→ **Task brief**
Every line of the material is to be repeated exactly as it stands.

┄┄┄┄┄┄┄┄┄┄

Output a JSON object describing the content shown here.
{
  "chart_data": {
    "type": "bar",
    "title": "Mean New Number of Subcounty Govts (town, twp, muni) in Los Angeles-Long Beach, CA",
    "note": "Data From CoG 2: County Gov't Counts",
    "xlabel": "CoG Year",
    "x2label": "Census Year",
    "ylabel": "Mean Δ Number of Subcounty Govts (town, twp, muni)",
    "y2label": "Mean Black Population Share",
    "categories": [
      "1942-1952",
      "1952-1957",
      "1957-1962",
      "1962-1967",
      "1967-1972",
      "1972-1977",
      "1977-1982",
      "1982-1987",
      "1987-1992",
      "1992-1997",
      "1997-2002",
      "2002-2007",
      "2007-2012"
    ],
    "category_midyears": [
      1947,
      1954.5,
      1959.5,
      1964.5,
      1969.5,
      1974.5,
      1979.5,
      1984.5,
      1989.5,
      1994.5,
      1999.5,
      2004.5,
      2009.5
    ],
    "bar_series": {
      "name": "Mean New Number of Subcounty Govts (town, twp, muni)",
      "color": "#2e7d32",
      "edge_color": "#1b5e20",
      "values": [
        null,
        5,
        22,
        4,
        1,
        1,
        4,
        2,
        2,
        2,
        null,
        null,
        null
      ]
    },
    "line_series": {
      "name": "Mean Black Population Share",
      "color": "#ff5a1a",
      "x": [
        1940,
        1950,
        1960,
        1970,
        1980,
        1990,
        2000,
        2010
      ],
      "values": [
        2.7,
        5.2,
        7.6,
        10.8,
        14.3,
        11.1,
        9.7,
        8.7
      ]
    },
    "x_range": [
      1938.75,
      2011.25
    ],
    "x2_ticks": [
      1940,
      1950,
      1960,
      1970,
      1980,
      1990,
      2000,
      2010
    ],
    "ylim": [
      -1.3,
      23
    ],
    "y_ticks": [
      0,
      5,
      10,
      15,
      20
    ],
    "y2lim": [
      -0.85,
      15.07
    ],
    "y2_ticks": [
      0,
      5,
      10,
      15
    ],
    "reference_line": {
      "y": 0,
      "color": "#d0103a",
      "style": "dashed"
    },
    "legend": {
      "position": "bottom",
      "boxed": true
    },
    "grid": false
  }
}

┄┄┄┄┄┄┄┄┄┄

→ **Response to this exercise**
Output a JSON object describing the content shown here.
{
  "chart_data": {
    "type": "bar",
    "title": "Mean New Number of Subcounty Govts (town, twp, muni) in Los Angeles-Long Beach, CA",
    "note": "Data From CoG 2: County Gov't Counts",
    "xlabel": "CoG Year",
    "x2label": "Census Year",
    "ylabel": "Mean Δ Number of Subcounty Govts (town, twp, muni)",
    "y2label": "Mean Black Population Share",
    "categories": [
      "1942-1952",
      "1952-1957",
      "1957-1962",
      "1962-1967",
      "1967-1972",
      "1972-1977",
      "1977-1982",
      "1982-1987",
      "1987-1992",
      "1992-1997",
      "1997-2002",
      "2002-2007",
      "2007-2012"
    ],
    "category_midyears": [
      1947,
      1954.5,
      1959.5,
      1964.5,
      1969.5,
      1974.5,
      1979.5,
      1984.5,
      1989.5,
      1994.5,
      1999.5,
      2004.5,
      2009.5
    ],
    "bar_series": {
      "name": "Mean New Number of Subcounty Govts (town, twp, muni)",
      "color": "#2e7d32",
      "edge_color": "#1b5e20",
      "values": [
        null,
        5,
        22,
        4,
        1,
        1,
        4,
        2,
        2,
        2,
        null,
        null,
        null
      ]
    },
    "line_series": {
      "name": "Mean Black Population Share",
      "color": "#ff5a1a",
      "x": [
        1940,
        1950,
        1960,
        1970,
        1980,
        1990,
        2000,
        2010
      ],
      "values": [
        2.7,
        5.2,
        7.6,
        10.8,
        14.3,
        11.1,
        9.7,
        8.7
      ]
    },
    "x_range": [
      1938.75,
      2011.25
    ],
    "x2_ticks": [
      1940,
      1950,
      1960,
      1970,
      1980,
      1990,
      2000,
      2010
    ],
    "ylim": [
      -1.3,
      23
    ],
    "y_ticks": [
      0,
      5,
      10,
      15,
      20
    ],
    "y2lim": [
      -0.85,
      15.07
    ],
    "y2_ticks": [
      0,
      5,
      10,
      15
    ],
    "reference_line": {
      "y": 0,
      "color": "#d0103a",
      "style": "dashed"
    },
    "legend": {
      "position": "bottom",
      "boxed": true
    },
    "grid": false
  }
}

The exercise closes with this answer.